**Provided records:**
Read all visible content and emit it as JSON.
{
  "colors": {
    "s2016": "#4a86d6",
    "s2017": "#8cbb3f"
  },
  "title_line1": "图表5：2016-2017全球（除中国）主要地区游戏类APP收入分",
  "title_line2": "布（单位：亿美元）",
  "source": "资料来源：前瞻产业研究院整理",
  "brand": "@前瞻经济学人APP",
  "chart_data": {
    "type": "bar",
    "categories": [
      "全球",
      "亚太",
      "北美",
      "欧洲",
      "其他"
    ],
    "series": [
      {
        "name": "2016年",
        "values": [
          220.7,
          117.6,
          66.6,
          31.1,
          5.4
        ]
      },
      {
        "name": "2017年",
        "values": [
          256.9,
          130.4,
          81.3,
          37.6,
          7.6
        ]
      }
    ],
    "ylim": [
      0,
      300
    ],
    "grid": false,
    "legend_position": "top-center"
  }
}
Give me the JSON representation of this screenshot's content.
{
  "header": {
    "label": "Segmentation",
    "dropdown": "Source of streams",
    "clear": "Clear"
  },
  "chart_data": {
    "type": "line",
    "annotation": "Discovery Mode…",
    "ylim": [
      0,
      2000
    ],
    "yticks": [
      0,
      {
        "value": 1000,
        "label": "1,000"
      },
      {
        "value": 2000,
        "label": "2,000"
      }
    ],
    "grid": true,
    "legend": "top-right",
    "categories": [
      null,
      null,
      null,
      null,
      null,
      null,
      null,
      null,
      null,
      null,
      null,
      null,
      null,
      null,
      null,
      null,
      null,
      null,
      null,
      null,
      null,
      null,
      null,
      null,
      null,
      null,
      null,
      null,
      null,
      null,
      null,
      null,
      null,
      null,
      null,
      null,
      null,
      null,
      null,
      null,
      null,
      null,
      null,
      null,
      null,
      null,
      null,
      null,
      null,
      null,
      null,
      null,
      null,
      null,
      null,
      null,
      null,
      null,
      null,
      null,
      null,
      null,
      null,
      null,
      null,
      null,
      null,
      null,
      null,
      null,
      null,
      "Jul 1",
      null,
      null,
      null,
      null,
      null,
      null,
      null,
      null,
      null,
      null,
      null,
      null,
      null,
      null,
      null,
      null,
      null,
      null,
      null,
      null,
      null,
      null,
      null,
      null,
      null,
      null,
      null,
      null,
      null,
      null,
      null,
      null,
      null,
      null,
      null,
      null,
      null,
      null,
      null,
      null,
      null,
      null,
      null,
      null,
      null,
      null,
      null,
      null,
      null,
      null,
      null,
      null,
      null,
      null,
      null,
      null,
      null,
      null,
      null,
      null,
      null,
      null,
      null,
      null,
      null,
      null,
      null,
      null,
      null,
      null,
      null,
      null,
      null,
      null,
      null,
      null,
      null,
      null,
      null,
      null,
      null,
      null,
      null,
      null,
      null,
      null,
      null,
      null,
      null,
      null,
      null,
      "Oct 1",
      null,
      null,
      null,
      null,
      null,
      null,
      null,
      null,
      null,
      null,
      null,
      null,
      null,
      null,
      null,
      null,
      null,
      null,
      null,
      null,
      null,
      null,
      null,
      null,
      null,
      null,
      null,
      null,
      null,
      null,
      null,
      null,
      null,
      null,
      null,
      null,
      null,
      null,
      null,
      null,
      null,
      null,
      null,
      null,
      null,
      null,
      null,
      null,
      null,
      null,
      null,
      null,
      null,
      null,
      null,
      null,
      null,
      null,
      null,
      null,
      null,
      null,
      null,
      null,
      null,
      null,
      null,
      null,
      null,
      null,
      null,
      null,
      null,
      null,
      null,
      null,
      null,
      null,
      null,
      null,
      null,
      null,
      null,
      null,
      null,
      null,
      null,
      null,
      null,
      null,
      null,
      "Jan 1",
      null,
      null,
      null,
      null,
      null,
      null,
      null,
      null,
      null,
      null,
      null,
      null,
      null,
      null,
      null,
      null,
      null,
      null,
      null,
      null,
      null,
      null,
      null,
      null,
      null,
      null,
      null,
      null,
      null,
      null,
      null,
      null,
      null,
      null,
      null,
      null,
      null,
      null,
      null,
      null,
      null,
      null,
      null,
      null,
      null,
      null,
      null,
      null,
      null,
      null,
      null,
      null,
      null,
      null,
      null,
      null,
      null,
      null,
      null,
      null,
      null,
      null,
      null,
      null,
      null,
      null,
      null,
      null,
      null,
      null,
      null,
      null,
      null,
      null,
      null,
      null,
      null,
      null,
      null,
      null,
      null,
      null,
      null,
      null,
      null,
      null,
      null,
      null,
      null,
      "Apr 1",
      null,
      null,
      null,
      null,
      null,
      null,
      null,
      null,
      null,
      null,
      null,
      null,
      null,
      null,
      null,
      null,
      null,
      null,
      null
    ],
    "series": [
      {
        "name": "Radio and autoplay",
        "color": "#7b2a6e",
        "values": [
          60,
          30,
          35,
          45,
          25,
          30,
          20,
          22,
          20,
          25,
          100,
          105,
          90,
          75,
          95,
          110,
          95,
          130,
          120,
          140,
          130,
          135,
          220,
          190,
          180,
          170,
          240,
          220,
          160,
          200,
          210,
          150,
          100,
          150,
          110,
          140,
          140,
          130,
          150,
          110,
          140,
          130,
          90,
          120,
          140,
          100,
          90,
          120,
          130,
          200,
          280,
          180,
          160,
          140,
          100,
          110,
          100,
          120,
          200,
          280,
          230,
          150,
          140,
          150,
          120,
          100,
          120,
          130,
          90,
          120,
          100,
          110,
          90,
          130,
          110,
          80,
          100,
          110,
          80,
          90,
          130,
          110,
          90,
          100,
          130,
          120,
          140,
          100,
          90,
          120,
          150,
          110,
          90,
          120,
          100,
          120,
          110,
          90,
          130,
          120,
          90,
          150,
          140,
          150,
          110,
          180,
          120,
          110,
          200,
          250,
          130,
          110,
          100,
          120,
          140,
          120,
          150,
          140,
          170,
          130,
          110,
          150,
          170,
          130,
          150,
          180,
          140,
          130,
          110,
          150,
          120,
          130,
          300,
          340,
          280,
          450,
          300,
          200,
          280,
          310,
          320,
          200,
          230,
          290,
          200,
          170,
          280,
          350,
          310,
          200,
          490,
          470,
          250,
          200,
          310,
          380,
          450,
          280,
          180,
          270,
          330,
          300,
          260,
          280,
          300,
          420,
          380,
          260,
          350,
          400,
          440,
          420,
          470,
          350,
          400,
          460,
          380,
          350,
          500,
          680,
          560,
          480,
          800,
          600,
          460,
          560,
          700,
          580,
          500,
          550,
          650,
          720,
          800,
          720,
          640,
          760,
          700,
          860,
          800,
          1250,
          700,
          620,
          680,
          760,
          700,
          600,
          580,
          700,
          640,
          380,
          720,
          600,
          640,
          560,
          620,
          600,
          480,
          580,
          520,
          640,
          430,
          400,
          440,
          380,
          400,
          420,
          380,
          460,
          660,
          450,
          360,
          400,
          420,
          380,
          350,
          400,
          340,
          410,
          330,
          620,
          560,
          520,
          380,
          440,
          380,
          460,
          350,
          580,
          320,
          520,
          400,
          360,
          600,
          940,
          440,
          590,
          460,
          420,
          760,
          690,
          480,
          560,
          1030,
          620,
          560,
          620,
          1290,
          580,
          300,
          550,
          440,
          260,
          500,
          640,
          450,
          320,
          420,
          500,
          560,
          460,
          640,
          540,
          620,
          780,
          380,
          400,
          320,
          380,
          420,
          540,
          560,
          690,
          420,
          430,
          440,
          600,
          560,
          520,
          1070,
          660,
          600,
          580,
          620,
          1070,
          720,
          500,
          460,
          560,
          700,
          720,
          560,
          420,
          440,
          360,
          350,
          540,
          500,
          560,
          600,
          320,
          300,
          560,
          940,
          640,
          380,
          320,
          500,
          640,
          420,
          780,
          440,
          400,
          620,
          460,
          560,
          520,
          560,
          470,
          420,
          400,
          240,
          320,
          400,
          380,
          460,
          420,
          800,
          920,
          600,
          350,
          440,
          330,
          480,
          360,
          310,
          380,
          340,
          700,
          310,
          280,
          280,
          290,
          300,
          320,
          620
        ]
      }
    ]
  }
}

**Problem statement:**
Search the listing for the word "name". Copy every line in which it occurs.

**Answer to the exercise:**
        "name": "2016年",
        "name": "2017年",
        "name": "Radio and autoplay",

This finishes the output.